**Exercise goal**
Pull every line holding the string "Montgomery" from the records below.

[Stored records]
● ● ●
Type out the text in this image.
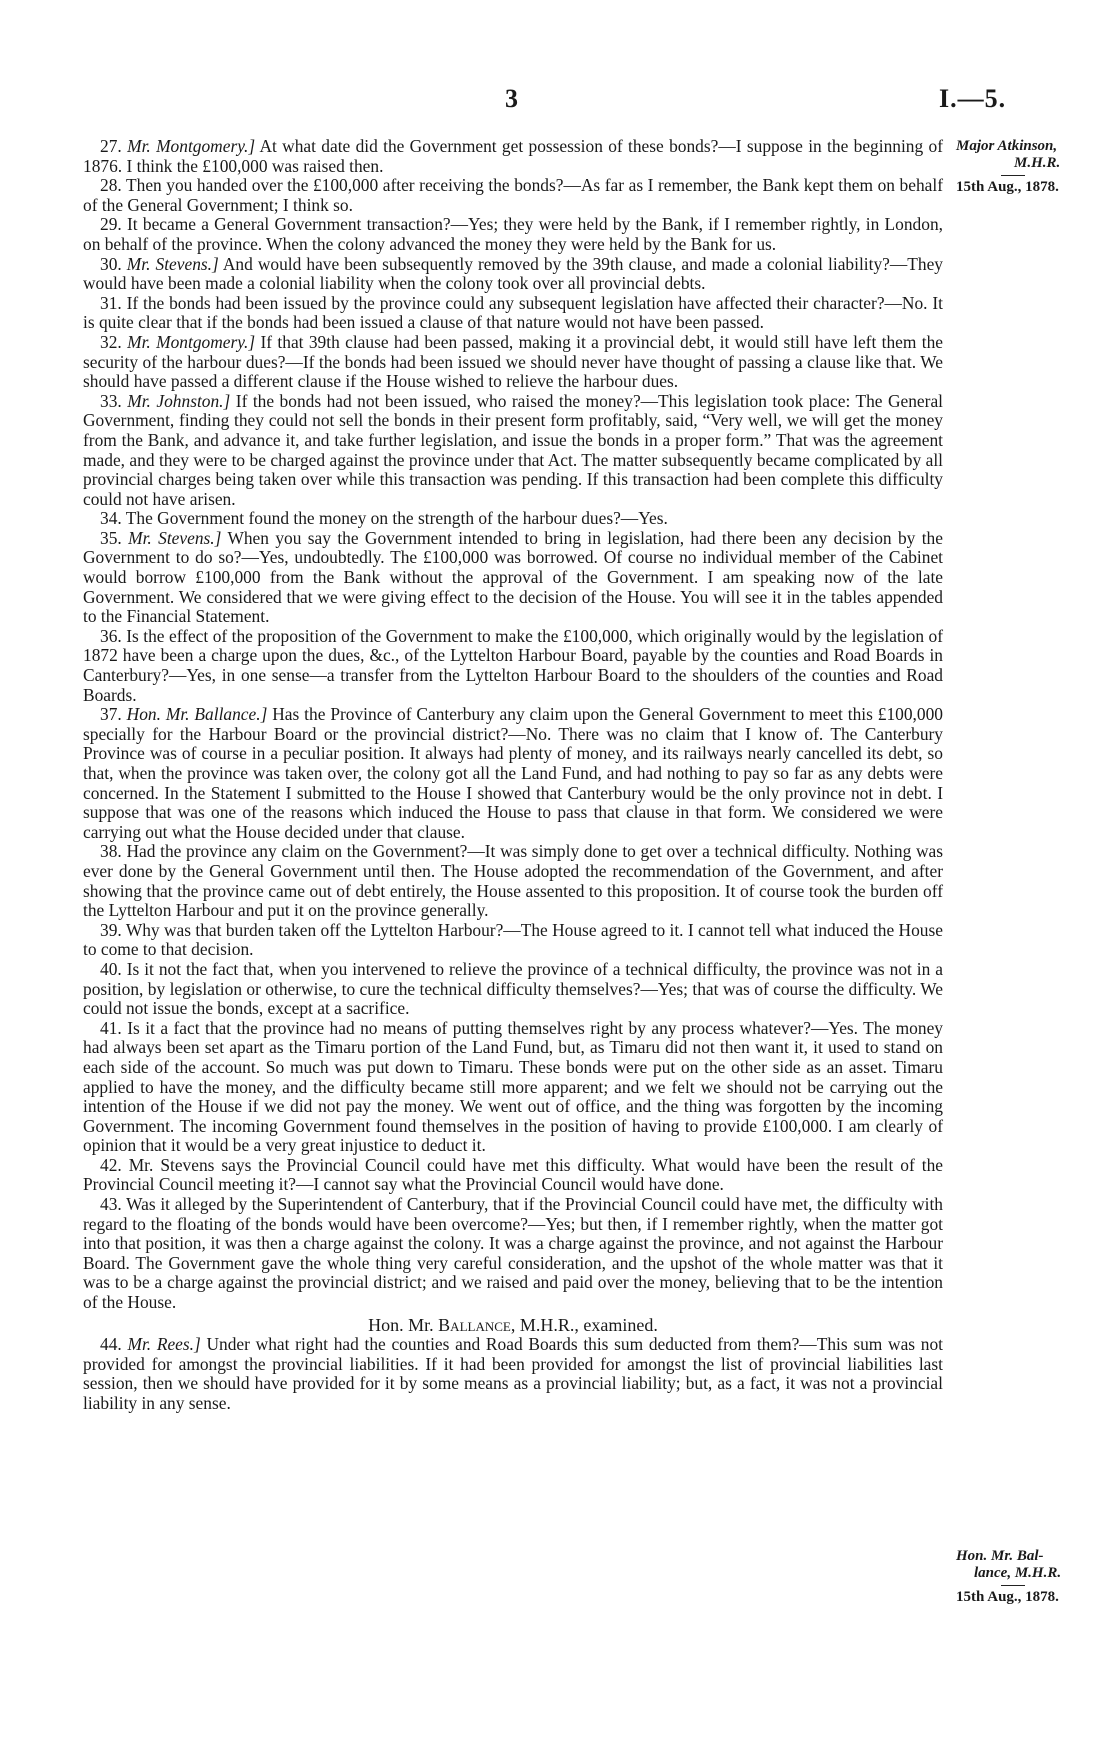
3	I.—5.
Major Atkinson,
M.H.R.
15th Aug., 1878.
Hon. Mr. Bal-
lance, M.H.R.
15th Aug., 1878.

27. Mr. Montgomery.] At what date did the Government get possession of these bonds?—I suppose in the beginning of 1876. I think the £100,000 was raised then.

28. Then you handed over the £100,000 after receiving the bonds?—As far as I remember, the Bank kept them on behalf of the General Government; I think so.

29. It became a General Government transaction?—Yes; they were held by the Bank, if I remember rightly, in London, on behalf of the province. When the colony advanced the money they were held by the Bank for us.

30. Mr. Stevens.] And would have been subsequently removed by the 39th clause, and made a colonial liability?—They would have been made a colonial liability when the colony took over all provincial debts.

31. If the bonds had been issued by the province could any subsequent legislation have affected their character?—No. It is quite clear that if the bonds had been issued a clause of that nature would not have been passed.

32. Mr. Montgomery.] If that 39th clause had been passed, making it a provincial debt, it would still have left them the security of the harbour dues?—If the bonds had been issued we should never have thought of passing a clause like that. We should have passed a different clause if the House wished to relieve the harbour dues.

33. Mr. Johnston.] If the bonds had not been issued, who raised the money?—This legislation took place: The General Government, finding they could not sell the bonds in their present form profitably, said, “Very well, we will get the money from the Bank, and advance it, and take further legislation, and issue the bonds in a proper form.” That was the agreement made, and they were to be charged against the province under that Act. The matter subsequently became complicated by all provincial charges being taken over while this transaction was pending. If this transaction had been complete this difficulty could not have arisen.

34. The Government found the money on the strength of the harbour dues?—Yes.

35. Mr. Stevens.] When you say the Government intended to bring in legislation, had there been any decision by the Government to do so?—Yes, undoubtedly. The £100,000 was borrowed. Of course no individual member of the Cabinet would borrow £100,000 from the Bank without the approval of the Government. I am speaking now of the late Government. We considered that we were giving effect to the decision of the House. You will see it in the tables appended to the Financial Statement.

36. Is the effect of the proposition of the Government to make the £100,000, which originally would by the legislation of 1872 have been a charge upon the dues, &c., of the Lyttelton Harbour Board, payable by the counties and Road Boards in Canterbury?—Yes, in one sense—a transfer from the Lyttelton Harbour Board to the shoulders of the counties and Road Boards.

37. Hon. Mr. Ballance.] Has the Province of Canterbury any claim upon the General Government to meet this £100,000 specially for the Harbour Board or the provincial district?—No. There was no claim that I know of. The Canterbury Province was of course in a peculiar position. It always had plenty of money, and its railways nearly cancelled its debt, so that, when the province was taken over, the colony got all the Land Fund, and had nothing to pay so far as any debts were concerned. In the Statement I submitted to the House I showed that Canterbury would be the only province not in debt. I suppose that was one of the reasons which induced the House to pass that clause in that form. We considered we were carrying out what the House decided under that clause.

38. Had the province any claim on the Government?—It was simply done to get over a technical difficulty. Nothing was ever done by the General Government until then. The House adopted the recommendation of the Government, and after showing that the province came out of debt entirely, the House assented to this proposition. It of course took the burden off the Lyttelton Harbour and put it on the province generally.

39. Why was that burden taken off the Lyttelton Harbour?—The House agreed to it. I cannot tell what induced the House to come to that decision.

40. Is it not the fact that, when you intervened to relieve the province of a technical difficulty, the province was not in a position, by legislation or otherwise, to cure the technical difficulty themselves?—Yes; that was of course the difficulty. We could not issue the bonds, except at a sacrifice.

41. Is it a fact that the province had no means of putting themselves right by any process whatever?—Yes. The money had always been set apart as the Timaru portion of the Land Fund, but, as Timaru did not then want it, it used to stand on each side of the account. So much was put down to Timaru. These bonds were put on the other side as an asset. Timaru applied to have the money, and the difficulty became still more apparent; and we felt we should not be carrying out the intention of the House if we did not pay the money. We went out of office, and the thing was forgotten by the incoming Government. The incoming Government found themselves in the position of having to provide £100,000. I am clearly of opinion that it would be a very great injustice to deduct it.

42. Mr. Stevens says the Provincial Council could have met this difficulty. What would have been the result of the Provincial Council meeting it?—I cannot say what the Provincial Council would have done.

43. Was it alleged by the Superintendent of Canterbury, that if the Provincial Council could have met, the difficulty with regard to the floating of the bonds would have been overcome?—Yes; but then, if I remember rightly, when the matter got into that position, it was then a charge against the colony. It was a charge against the province, and not against the Harbour Board. The Government gave the whole thing very careful consideration, and the upshot of the whole matter was that it was to be a charge against the provincial district; and we raised and paid over the money, believing that to be the intention of the House.

Hon. Mr. Ballance, M.H.R., examined.

44. Mr. Rees.] Under what right had the counties and Road Boards this sum deducted from them?—This sum was not provided for amongst the provincial liabilities. If it had been provided for amongst the list of provincial liabilities last session, then we should have provided for it by some means as a provincial liability; but, as a fact, it was not a provincial liability in any sense.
● ● ●
**Exercise response**
27. Mr. Montgomery.] At what date did the Government get possession of these bonds?—I suppose in the beginning of 1876. I think the £100,000 was raised then.
32. Mr. Montgomery.] If that 39th clause had been passed, making it a provincial debt, it would still have left them the security of the harbour dues?—If the bonds had been issued we should never have thought of passing a clause like that. We should have passed a different clause if the House wished to relieve the harbour dues.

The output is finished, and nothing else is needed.